• _Material to process_
** begin **
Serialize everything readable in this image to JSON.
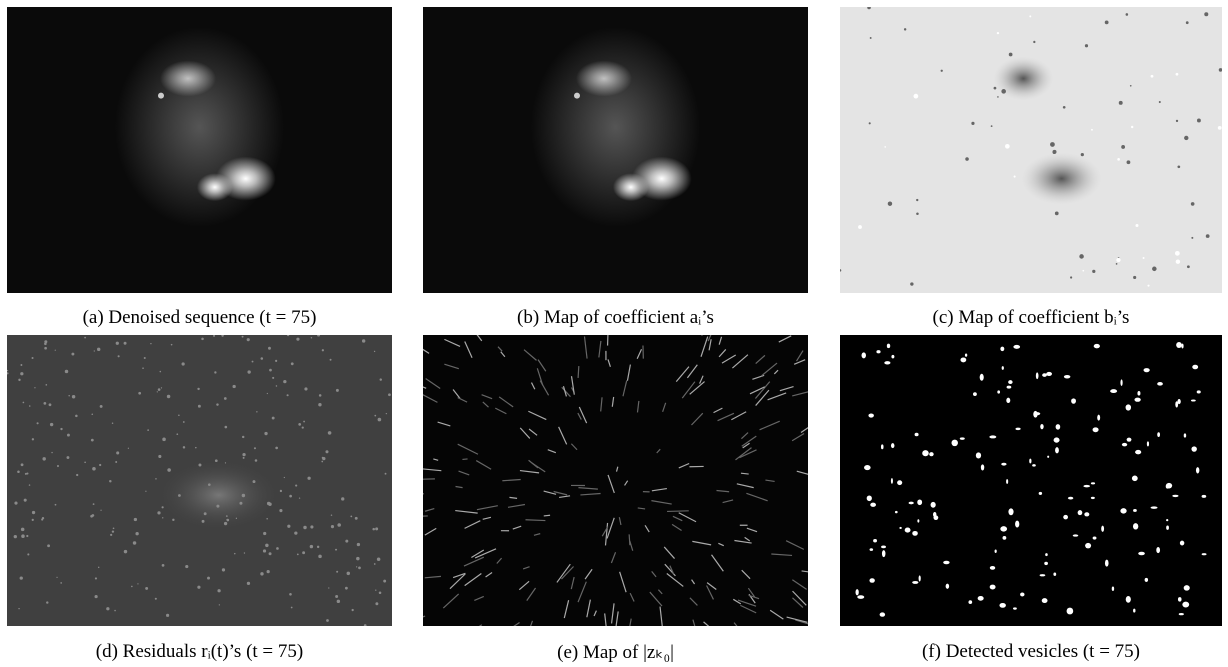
{
  "figure": {
    "panels": [
      {
        "caption": "(a) Denoised sequence (t = 75)"
      },
      {
        "caption": "(b) Map of coefficient aᵢ’s"
      },
      {
        "caption": "(c) Map of coefficient bᵢ’s"
      },
      {
        "caption": "(d) Residuals rᵢ(t)’s (t = 75)"
      },
      {
        "caption": "(e) Map of |zₖ₀|"
      },
      {
        "caption": "(f) Detected vesicles (t = 75)"
      }
    ]
  }
}
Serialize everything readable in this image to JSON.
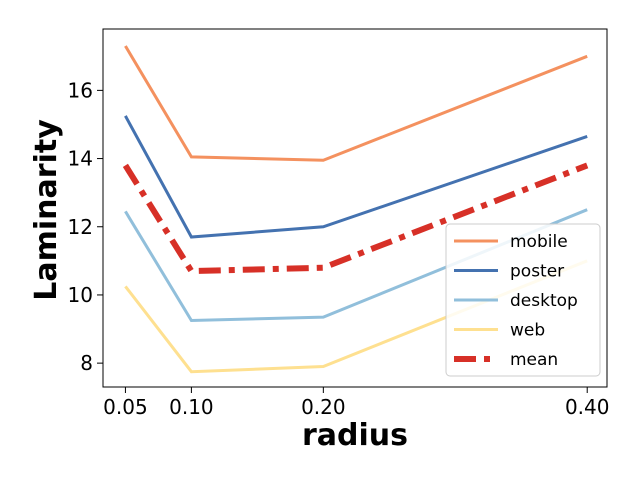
{
  "chart_data": {
    "type": "line",
    "xlabel": "radius",
    "ylabel": "Laminarity",
    "x": [
      0.05,
      0.1,
      0.2,
      0.4
    ],
    "x_tick_labels": [
      "0.05",
      "0.10",
      "0.20",
      "0.40"
    ],
    "y_ticks": [
      8,
      10,
      12,
      14,
      16
    ],
    "xlim": [
      0.033,
      0.415
    ],
    "ylim": [
      7.3,
      17.8
    ],
    "grid": false,
    "legend_position": "lower right",
    "series": [
      {
        "name": "mobile",
        "color": "#f4915f",
        "style": "solid",
        "values": [
          17.3,
          14.05,
          13.95,
          17.0
        ]
      },
      {
        "name": "poster",
        "color": "#4472b0",
        "style": "solid",
        "values": [
          15.25,
          11.7,
          12.0,
          14.65
        ]
      },
      {
        "name": "desktop",
        "color": "#91bfdb",
        "style": "solid",
        "values": [
          12.45,
          9.25,
          9.35,
          12.5
        ]
      },
      {
        "name": "web",
        "color": "#fee090",
        "style": "solid",
        "values": [
          10.25,
          7.75,
          7.9,
          11.0
        ]
      },
      {
        "name": "mean",
        "color": "#d73027",
        "style": "dashdot",
        "values": [
          13.8,
          10.7,
          10.8,
          13.8
        ]
      }
    ]
  }
}
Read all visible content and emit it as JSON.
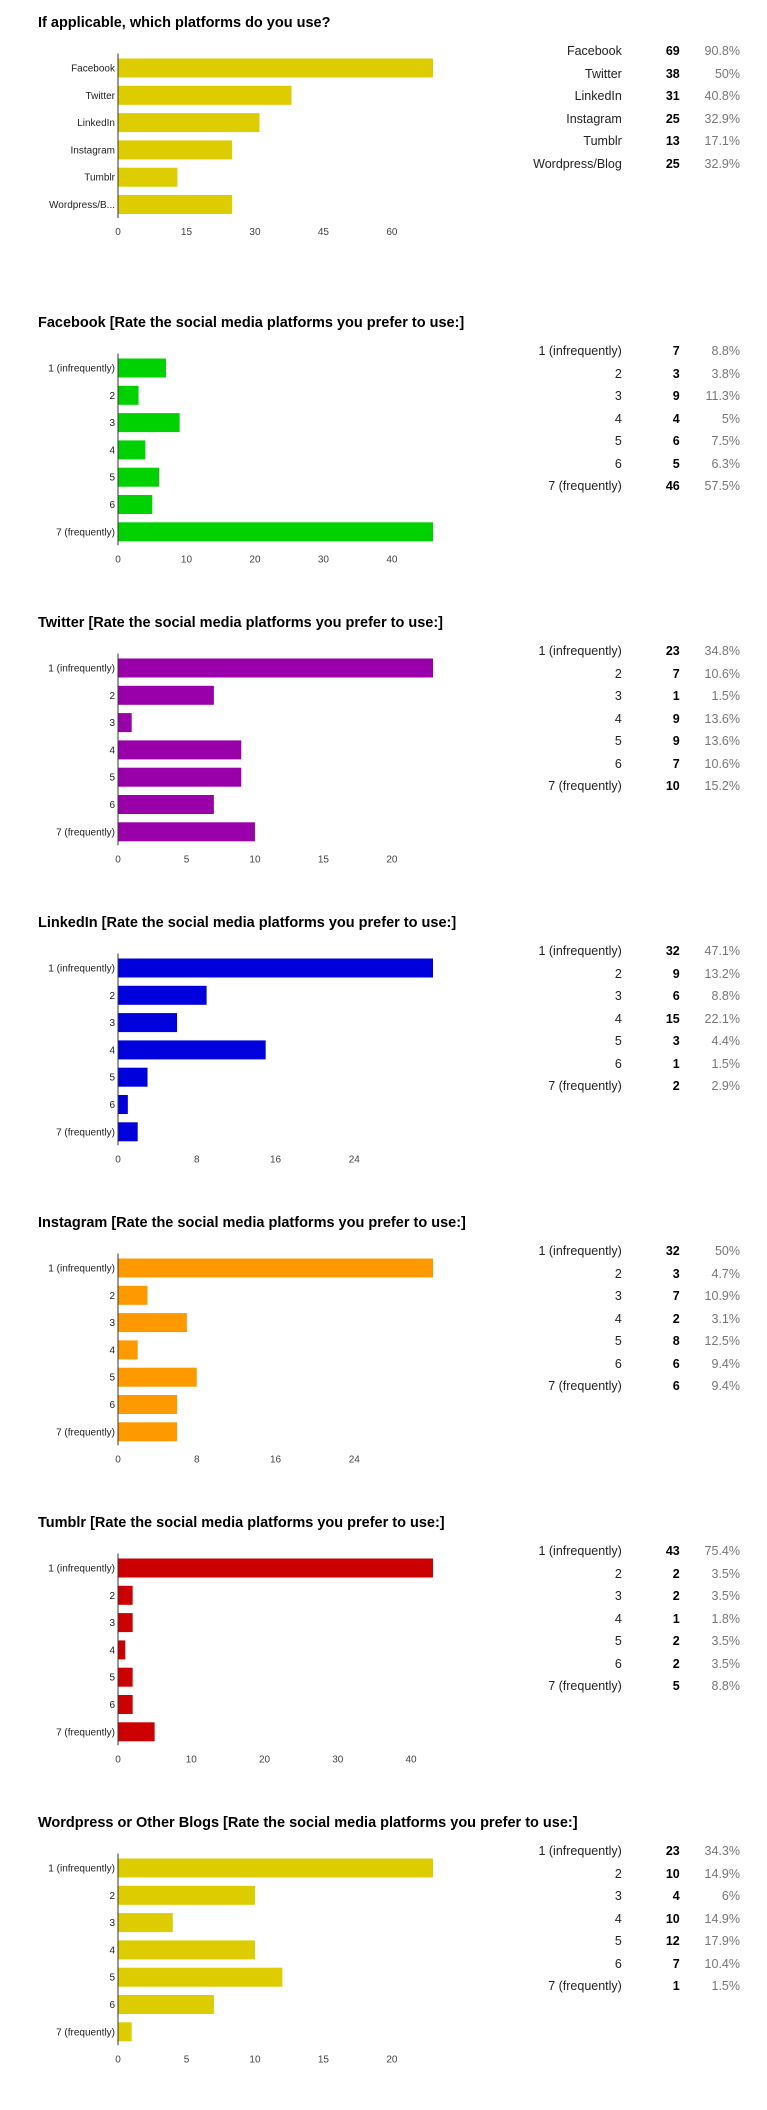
{
  "sections": [
    {
      "title": "If applicable, which platforms do you use?",
      "stats": [
        {
          "label": "Facebook",
          "count": "69",
          "pct": "90.8%"
        },
        {
          "label": "Twitter",
          "count": "38",
          "pct": "50%"
        },
        {
          "label": "LinkedIn",
          "count": "31",
          "pct": "40.8%"
        },
        {
          "label": "Instagram",
          "count": "25",
          "pct": "32.9%"
        },
        {
          "label": "Tumblr",
          "count": "13",
          "pct": "17.1%"
        },
        {
          "label": "Wordpress/Blog",
          "count": "25",
          "pct": "32.9%"
        }
      ]
    },
    {
      "title": "Facebook [Rate the social media platforms you prefer to use:]",
      "stats": [
        {
          "label": "1 (infrequently)",
          "count": "7",
          "pct": "8.8%"
        },
        {
          "label": "2",
          "count": "3",
          "pct": "3.8%"
        },
        {
          "label": "3",
          "count": "9",
          "pct": "11.3%"
        },
        {
          "label": "4",
          "count": "4",
          "pct": "5%"
        },
        {
          "label": "5",
          "count": "6",
          "pct": "7.5%"
        },
        {
          "label": "6",
          "count": "5",
          "pct": "6.3%"
        },
        {
          "label": "7 (frequently)",
          "count": "46",
          "pct": "57.5%"
        }
      ]
    },
    {
      "title": "Twitter [Rate the social media platforms you prefer to use:]",
      "stats": [
        {
          "label": "1 (infrequently)",
          "count": "23",
          "pct": "34.8%"
        },
        {
          "label": "2",
          "count": "7",
          "pct": "10.6%"
        },
        {
          "label": "3",
          "count": "1",
          "pct": "1.5%"
        },
        {
          "label": "4",
          "count": "9",
          "pct": "13.6%"
        },
        {
          "label": "5",
          "count": "9",
          "pct": "13.6%"
        },
        {
          "label": "6",
          "count": "7",
          "pct": "10.6%"
        },
        {
          "label": "7 (frequently)",
          "count": "10",
          "pct": "15.2%"
        }
      ]
    },
    {
      "title": "LinkedIn [Rate the social media platforms you prefer to use:]",
      "stats": [
        {
          "label": "1 (infrequently)",
          "count": "32",
          "pct": "47.1%"
        },
        {
          "label": "2",
          "count": "9",
          "pct": "13.2%"
        },
        {
          "label": "3",
          "count": "6",
          "pct": "8.8%"
        },
        {
          "label": "4",
          "count": "15",
          "pct": "22.1%"
        },
        {
          "label": "5",
          "count": "3",
          "pct": "4.4%"
        },
        {
          "label": "6",
          "count": "1",
          "pct": "1.5%"
        },
        {
          "label": "7 (frequently)",
          "count": "2",
          "pct": "2.9%"
        }
      ]
    },
    {
      "title": "Instagram [Rate the social media platforms you prefer to use:]",
      "stats": [
        {
          "label": "1 (infrequently)",
          "count": "32",
          "pct": "50%"
        },
        {
          "label": "2",
          "count": "3",
          "pct": "4.7%"
        },
        {
          "label": "3",
          "count": "7",
          "pct": "10.9%"
        },
        {
          "label": "4",
          "count": "2",
          "pct": "3.1%"
        },
        {
          "label": "5",
          "count": "8",
          "pct": "12.5%"
        },
        {
          "label": "6",
          "count": "6",
          "pct": "9.4%"
        },
        {
          "label": "7 (frequently)",
          "count": "6",
          "pct": "9.4%"
        }
      ]
    },
    {
      "title": "Tumblr [Rate the social media platforms you prefer to use:]",
      "stats": [
        {
          "label": "1 (infrequently)",
          "count": "43",
          "pct": "75.4%"
        },
        {
          "label": "2",
          "count": "2",
          "pct": "3.5%"
        },
        {
          "label": "3",
          "count": "2",
          "pct": "3.5%"
        },
        {
          "label": "4",
          "count": "1",
          "pct": "1.8%"
        },
        {
          "label": "5",
          "count": "2",
          "pct": "3.5%"
        },
        {
          "label": "6",
          "count": "2",
          "pct": "3.5%"
        },
        {
          "label": "7 (frequently)",
          "count": "5",
          "pct": "8.8%"
        }
      ]
    },
    {
      "title": "Wordpress or Other Blogs [Rate the social media platforms you prefer to use:]",
      "stats": [
        {
          "label": "1 (infrequently)",
          "count": "23",
          "pct": "34.3%"
        },
        {
          "label": "2",
          "count": "10",
          "pct": "14.9%"
        },
        {
          "label": "3",
          "count": "4",
          "pct": "6%"
        },
        {
          "label": "4",
          "count": "10",
          "pct": "14.9%"
        },
        {
          "label": "5",
          "count": "12",
          "pct": "17.9%"
        },
        {
          "label": "6",
          "count": "7",
          "pct": "10.4%"
        },
        {
          "label": "7 (frequently)",
          "count": "1",
          "pct": "1.5%"
        }
      ]
    }
  ],
  "chart_data": [
    {
      "type": "bar",
      "orientation": "horizontal",
      "title": "If applicable, which platforms do you use?",
      "categories": [
        "Facebook",
        "Twitter",
        "LinkedIn",
        "Instagram",
        "Tumblr",
        "Wordpress/B..."
      ],
      "values": [
        69,
        38,
        31,
        25,
        13,
        25
      ],
      "xlim": [
        0,
        69
      ],
      "xticks": [
        0,
        15,
        30,
        45,
        60
      ],
      "color": "#dccc00"
    },
    {
      "type": "bar",
      "orientation": "horizontal",
      "title": "Facebook [Rate the social media platforms you prefer to use:]",
      "categories": [
        "1 (infrequently)",
        "2",
        "3",
        "4",
        "5",
        "6",
        "7 (frequently)"
      ],
      "values": [
        7,
        3,
        9,
        4,
        6,
        5,
        46
      ],
      "xlim": [
        0,
        46
      ],
      "xticks": [
        0,
        10,
        20,
        30,
        40
      ],
      "color": "#00d100"
    },
    {
      "type": "bar",
      "orientation": "horizontal",
      "title": "Twitter [Rate the social media platforms you prefer to use:]",
      "categories": [
        "1 (infrequently)",
        "2",
        "3",
        "4",
        "5",
        "6",
        "7 (frequently)"
      ],
      "values": [
        23,
        7,
        1,
        9,
        9,
        7,
        10
      ],
      "xlim": [
        0,
        23
      ],
      "xticks": [
        0,
        5,
        10,
        15,
        20
      ],
      "color": "#9900aa"
    },
    {
      "type": "bar",
      "orientation": "horizontal",
      "title": "LinkedIn [Rate the social media platforms you prefer to use:]",
      "categories": [
        "1 (infrequently)",
        "2",
        "3",
        "4",
        "5",
        "6",
        "7 (frequently)"
      ],
      "values": [
        32,
        9,
        6,
        15,
        3,
        1,
        2
      ],
      "xlim": [
        0,
        32
      ],
      "xticks": [
        0,
        8,
        16,
        24
      ],
      "color": "#0000dd"
    },
    {
      "type": "bar",
      "orientation": "horizontal",
      "title": "Instagram [Rate the social media platforms you prefer to use:]",
      "categories": [
        "1 (infrequently)",
        "2",
        "3",
        "4",
        "5",
        "6",
        "7 (frequently)"
      ],
      "values": [
        32,
        3,
        7,
        2,
        8,
        6,
        6
      ],
      "xlim": [
        0,
        32
      ],
      "xticks": [
        0,
        8,
        16,
        24
      ],
      "color": "#ff9900"
    },
    {
      "type": "bar",
      "orientation": "horizontal",
      "title": "Tumblr [Rate the social media platforms you prefer to use:]",
      "categories": [
        "1 (infrequently)",
        "2",
        "3",
        "4",
        "5",
        "6",
        "7 (frequently)"
      ],
      "values": [
        43,
        2,
        2,
        1,
        2,
        2,
        5
      ],
      "xlim": [
        0,
        43
      ],
      "xticks": [
        0,
        10,
        20,
        30,
        40
      ],
      "color": "#cc0000"
    },
    {
      "type": "bar",
      "orientation": "horizontal",
      "title": "Wordpress or Other Blogs [Rate the social media platforms you prefer to use:]",
      "categories": [
        "1 (infrequently)",
        "2",
        "3",
        "4",
        "5",
        "6",
        "7 (frequently)"
      ],
      "values": [
        23,
        10,
        4,
        10,
        12,
        7,
        1
      ],
      "xlim": [
        0,
        23
      ],
      "xticks": [
        0,
        5,
        10,
        15,
        20
      ],
      "color": "#dccc00"
    }
  ]
}
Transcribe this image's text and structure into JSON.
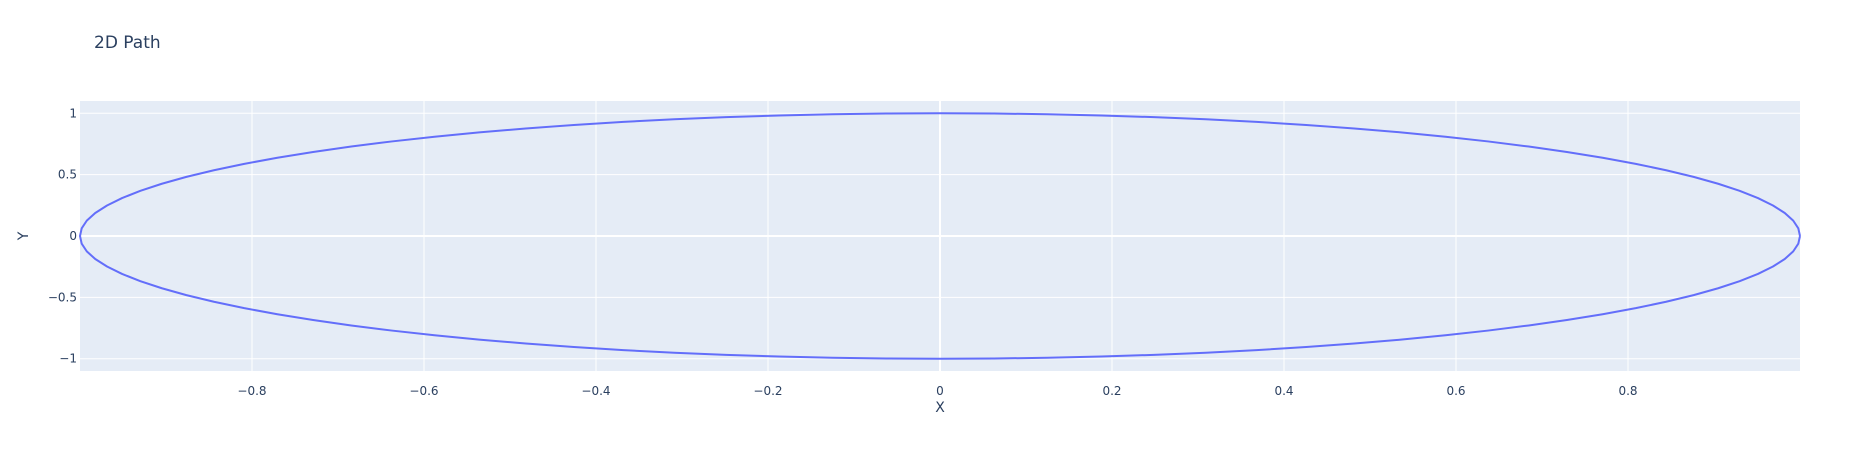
** end **
• _Set problem_
Tell how many lines contain the word "caption", using only the number.

• _Task response_
6